**** Task data
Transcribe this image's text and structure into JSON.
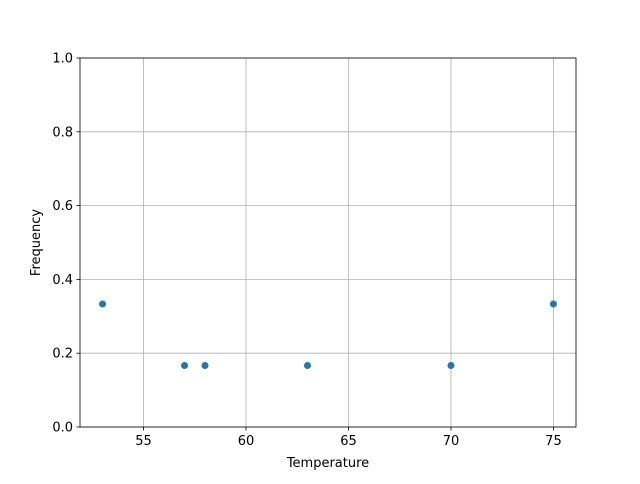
{
  "chart_data": {
    "type": "scatter",
    "title": "",
    "xlabel": "Temperature",
    "ylabel": "Frequency",
    "xlim": [
      51.9,
      76.1
    ],
    "ylim": [
      0,
      1
    ],
    "xticks": [
      55,
      60,
      65,
      70,
      75
    ],
    "yticks": [
      0.0,
      0.2,
      0.4,
      0.6,
      0.8,
      1.0
    ],
    "xtick_labels": [
      "55",
      "60",
      "65",
      "70",
      "75"
    ],
    "ytick_labels": [
      "0.0",
      "0.2",
      "0.4",
      "0.6",
      "0.8",
      "1.0"
    ],
    "grid": true,
    "points": [
      {
        "x": 53,
        "y": 0.3333
      },
      {
        "x": 57,
        "y": 0.1667
      },
      {
        "x": 58,
        "y": 0.1667
      },
      {
        "x": 63,
        "y": 0.1667
      },
      {
        "x": 70,
        "y": 0.1667
      },
      {
        "x": 75,
        "y": 0.3333
      }
    ],
    "color": "#1f77b4"
  }
}
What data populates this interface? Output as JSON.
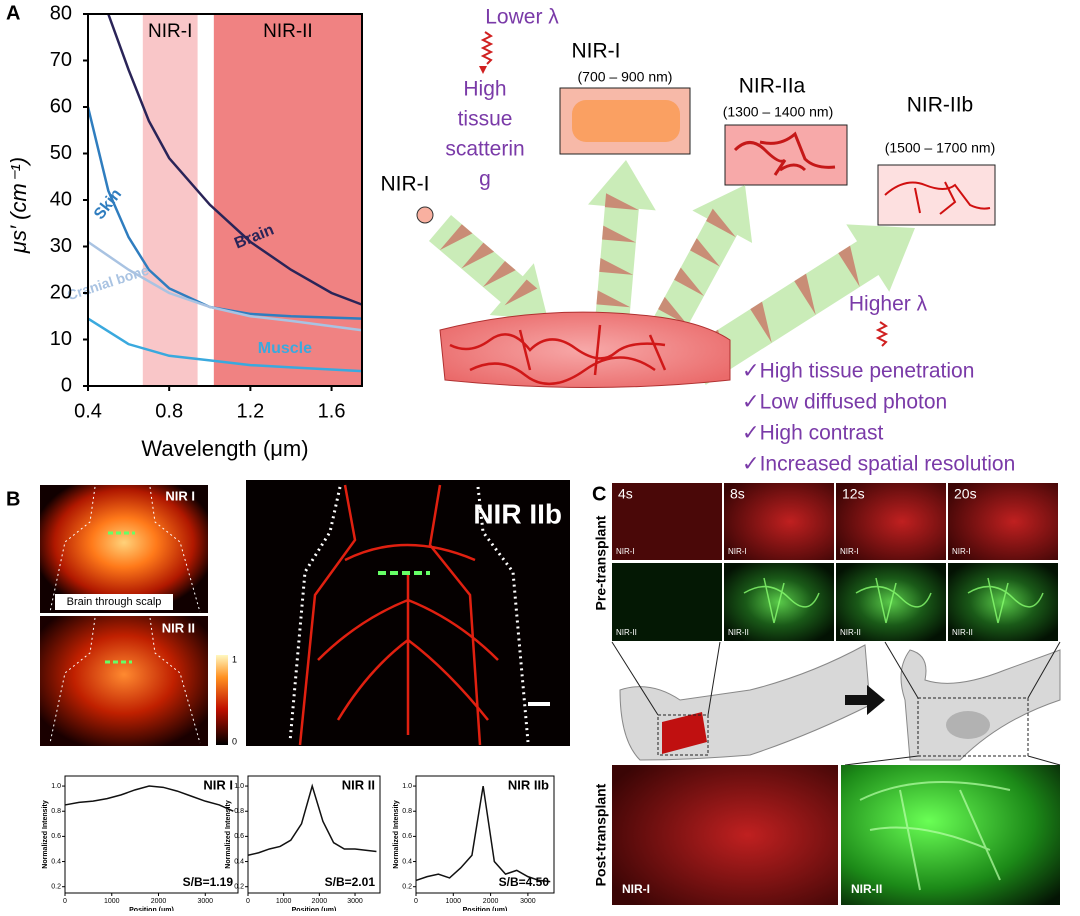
{
  "panel_a": {
    "label": "A",
    "chart": {
      "type": "line",
      "xlabel": "Wavelength (μm)",
      "ylabel": "μs′ (cm⁻¹)",
      "xlim": [
        0.4,
        1.75
      ],
      "ylim": [
        0,
        80
      ],
      "xticks": [
        0.4,
        0.8,
        1.2,
        1.6
      ],
      "yticks": [
        0,
        10,
        20,
        30,
        40,
        50,
        60,
        70,
        80
      ],
      "bands": [
        {
          "name": "NIR-I",
          "range": [
            0.67,
            0.94
          ],
          "color": "#f9c6c8"
        },
        {
          "name": "NIR-II",
          "range": [
            1.02,
            1.75
          ],
          "color": "#f08282"
        }
      ],
      "series": [
        {
          "name": "Brain",
          "color": "#2a2458",
          "x": [
            0.5,
            0.6,
            0.7,
            0.8,
            1.0,
            1.2,
            1.4,
            1.6,
            1.75
          ],
          "values": [
            80,
            68,
            57,
            49,
            39,
            31,
            25,
            20,
            17.5
          ]
        },
        {
          "name": "Skin",
          "color": "#2f7dbf",
          "x": [
            0.4,
            0.5,
            0.6,
            0.7,
            0.8,
            1.0,
            1.2,
            1.4,
            1.75
          ],
          "values": [
            60,
            42,
            32,
            25,
            21,
            17,
            15.5,
            15,
            14.5
          ]
        },
        {
          "name": "Cranial bone",
          "color": "#a9c3e2",
          "x": [
            0.4,
            0.6,
            0.8,
            1.0,
            1.2,
            1.4,
            1.75
          ],
          "values": [
            31,
            25,
            20,
            17,
            15,
            14,
            12
          ]
        },
        {
          "name": "Muscle",
          "color": "#3aa9de",
          "x": [
            0.4,
            0.6,
            0.8,
            1.0,
            1.2,
            1.4,
            1.75
          ],
          "values": [
            14.5,
            9,
            6.5,
            5.5,
            4.5,
            4,
            3.2
          ]
        }
      ]
    },
    "diagram": {
      "lower": "Lower λ",
      "scatter": [
        "High",
        "tissue",
        "scatterin",
        "g"
      ],
      "source": "NIR-I",
      "windows": [
        {
          "name": "NIR-I",
          "range": "(700 – 900 nm)"
        },
        {
          "name": "NIR-IIa",
          "range": "(1300 – 1400 nm)"
        },
        {
          "name": "NIR-IIb",
          "range": "(1500 – 1700 nm)"
        }
      ],
      "higher": "Higher λ",
      "benefits": [
        "✓High tissue penetration",
        "✓Low diffused photon",
        "✓High contrast",
        "✓Increased spatial resolution"
      ]
    }
  },
  "panel_b": {
    "label": "B",
    "images": [
      {
        "title": "NIR I",
        "caption": "Brain through scalp"
      },
      {
        "title": "NIR II"
      },
      {
        "title": "NIR IIb"
      }
    ],
    "colorbar": {
      "max": 1,
      "min": 0
    },
    "profiles": {
      "type": "line",
      "ylabel": "Normalized Intensity",
      "xlabel": "Position (μm)",
      "xlim": [
        0,
        3700
      ],
      "ylim": [
        0.15,
        1.08
      ],
      "xticks": [
        0,
        1000,
        2000,
        3000
      ],
      "yticks": [
        0.2,
        0.4,
        0.6,
        0.8,
        {
          "value": 1,
          "label": "1.0"
        }
      ],
      "plots": [
        {
          "title": "NIR I",
          "ratio": "S/B=1.19",
          "x": [
            0,
            300,
            600,
            900,
            1200,
            1500,
            1800,
            2100,
            2400,
            2700,
            3000,
            3300,
            3600
          ],
          "values": [
            0.85,
            0.87,
            0.88,
            0.9,
            0.93,
            0.97,
            1.0,
            0.99,
            0.96,
            0.92,
            0.88,
            0.85,
            0.8
          ]
        },
        {
          "title": "NIR II",
          "ratio": "S/B=2.01",
          "x": [
            0,
            300,
            600,
            900,
            1200,
            1500,
            1800,
            2100,
            2400,
            2700,
            3000,
            3300,
            3600
          ],
          "values": [
            0.45,
            0.47,
            0.5,
            0.52,
            0.57,
            0.7,
            1.0,
            0.72,
            0.55,
            0.5,
            0.5,
            0.49,
            0.48
          ]
        },
        {
          "title": "NIR IIb",
          "ratio": "S/B=4.50",
          "x": [
            0,
            300,
            600,
            900,
            1200,
            1500,
            1800,
            2100,
            2400,
            2700,
            3000,
            3300,
            3600
          ],
          "values": [
            0.25,
            0.28,
            0.3,
            0.27,
            0.35,
            0.45,
            1.0,
            0.4,
            0.3,
            0.33,
            0.28,
            0.25,
            0.24
          ]
        }
      ]
    }
  },
  "panel_c": {
    "label": "C",
    "times": [
      "4s",
      "8s",
      "12s",
      "20s"
    ],
    "row_labels": [
      "NIR-I",
      "NIR-II"
    ],
    "pre": "Pre-transplant",
    "post": "Post-transplant",
    "post_labels": [
      "NIR-I",
      "NIR-II"
    ]
  }
}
********
What you will do => Every record is to be reproduced exactly, with no pictures included.

Answer =>
Transcribe this image's text and structure into JSON.
{
  "chart_data": {
    "type": "scatter",
    "title": "",
    "xlabel": "Temperature",
    "ylabel": "Frequency",
    "xlim": [
      51.9,
      76.1
    ],
    "ylim": [
      0,
      1
    ],
    "xticks": [
      55,
      60,
      65,
      70,
      75
    ],
    "yticks": [
      0.0,
      0.2,
      0.4,
      0.6,
      0.8,
      1.0
    ],
    "xtick_labels": [
      "55",
      "60",
      "65",
      "70",
      "75"
    ],
    "ytick_labels": [
      "0.0",
      "0.2",
      "0.4",
      "0.6",
      "0.8",
      "1.0"
    ],
    "grid": true,
    "points": [
      {
        "x": 53,
        "y": 0.3333
      },
      {
        "x": 57,
        "y": 0.1667
      },
      {
        "x": 58,
        "y": 0.1667
      },
      {
        "x": 63,
        "y": 0.1667
      },
      {
        "x": 70,
        "y": 0.1667
      },
      {
        "x": 75,
        "y": 0.3333
      }
    ],
    "color": "#1f77b4"
  }
}
What data populates this interface? Output as JSON.
{
  "panel_a": {
    "label": "A",
    "chart": {
      "type": "line",
      "xlabel": "Wavelength (μm)",
      "ylabel": "μs′ (cm⁻¹)",
      "xlim": [
        0.4,
        1.75
      ],
      "ylim": [
        0,
        80
      ],
      "xticks": [
        0.4,
        0.8,
        1.2,
        1.6
      ],
      "yticks": [
        0,
        10,
        20,
        30,
        40,
        50,
        60,
        70,
        80
      ],
      "bands": [
        {
          "name": "NIR-I",
          "range": [
            0.67,
            0.94
          ],
          "color": "#f9c6c8"
        },
        {
          "name": "NIR-II",
          "range": [
            1.02,
            1.75
          ],
          "color": "#f08282"
        }
      ],
      "series": [
        {
          "name": "Brain",
          "color": "#2a2458",
          "x": [
            0.5,
            0.6,
            0.7,
            0.8,
            1.0,
            1.2,
            1.4,
            1.6,
            1.75
          ],
          "values": [
            80,
            68,
            57,
            49,
            39,
            31,
            25,
            20,
            17.5
          ]
        },
        {
          "name": "Skin",
          "color": "#2f7dbf",
          "x": [
            0.4,
            0.5,
            0.6,
            0.7,
            0.8,
            1.0,
            1.2,
            1.4,
            1.75
          ],
          "values": [
            60,
            42,
            32,
            25,
            21,
            17,
            15.5,
            15,
            14.5
          ]
        },
        {
          "name": "Cranial bone",
          "color": "#a9c3e2",
          "x": [
            0.4,
            0.6,
            0.8,
            1.0,
            1.2,
            1.4,
            1.75
          ],
          "values": [
            31,
            25,
            20,
            17,
            15,
            14,
            12
          ]
        },
        {
          "name": "Muscle",
          "color": "#3aa9de",
          "x": [
            0.4,
            0.6,
            0.8,
            1.0,
            1.2,
            1.4,
            1.75
          ],
          "values": [
            14.5,
            9,
            6.5,
            5.5,
            4.5,
            4,
            3.2
          ]
        }
      ]
    },
    "diagram": {
      "lower": "Lower λ",
      "scatter": [
        "High",
        "tissue",
        "scatterin",
        "g"
      ],
      "source": "NIR-I",
      "windows": [
        {
          "name": "NIR-I",
          "range": "(700 – 900 nm)"
        },
        {
          "name": "NIR-IIa",
          "range": "(1300 – 1400 nm)"
        },
        {
          "name": "NIR-IIb",
          "range": "(1500 – 1700 nm)"
        }
      ],
      "higher": "Higher λ",
      "benefits": [
        "✓High tissue penetration",
        "✓Low diffused photon",
        "✓High contrast",
        "✓Increased spatial resolution"
      ]
    }
  },
  "panel_b": {
    "label": "B",
    "images": [
      {
        "title": "NIR I",
        "caption": "Brain through scalp"
      },
      {
        "title": "NIR II"
      },
      {
        "title": "NIR IIb"
      }
    ],
    "colorbar": {
      "max": 1,
      "min": 0
    },
    "profiles": {
      "type": "line",
      "ylabel": "Normalized Intensity",
      "xlabel": "Position (μm)",
      "xlim": [
        0,
        3700
      ],
      "ylim": [
        0.15,
        1.08
      ],
      "xticks": [
        0,
        1000,
        2000,
        3000
      ],
      "yticks": [
        0.2,
        0.4,
        0.6,
        0.8,
        {
          "value": 1,
          "label": "1.0"
        }
      ],
      "plots": [
        {
          "title": "NIR I",
          "ratio": "S/B=1.19",
          "x": [
            0,
            300,
            600,
            900,
            1200,
            1500,
            1800,
            2100,
            2400,
            2700,
            3000,
            3300,
            3600
          ],
          "values": [
            0.85,
            0.87,
            0.88,
            0.9,
            0.93,
            0.97,
            1.0,
            0.99,
            0.96,
            0.92,
            0.88,
            0.85,
            0.8
          ]
        },
        {
          "title": "NIR II",
          "ratio": "S/B=2.01",
          "x": [
            0,
            300,
            600,
            900,
            1200,
            1500,
            1800,
            2100,
            2400,
            2700,
            3000,
            3300,
            3600
          ],
          "values": [
            0.45,
            0.47,
            0.5,
            0.52,
            0.57,
            0.7,
            1.0,
            0.72,
            0.55,
            0.5,
            0.5,
            0.49,
            0.48
          ]
        },
        {
          "title": "NIR IIb",
          "ratio": "S/B=4.50",
          "x": [
            0,
            300,
            600,
            900,
            1200,
            1500,
            1800,
            2100,
            2400,
            2700,
            3000,
            3300,
            3600
          ],
          "values": [
            0.25,
            0.28,
            0.3,
            0.27,
            0.35,
            0.45,
            1.0,
            0.4,
            0.3,
            0.33,
            0.28,
            0.25,
            0.24
          ]
        }
      ]
    }
  },
  "panel_c": {
    "label": "C",
    "times": [
      "4s",
      "8s",
      "12s",
      "20s"
    ],
    "row_labels": [
      "NIR-I",
      "NIR-II"
    ],
    "pre": "Pre-transplant",
    "post": "Post-transplant",
    "post_labels": [
      "NIR-I",
      "NIR-II"
    ]
  }
}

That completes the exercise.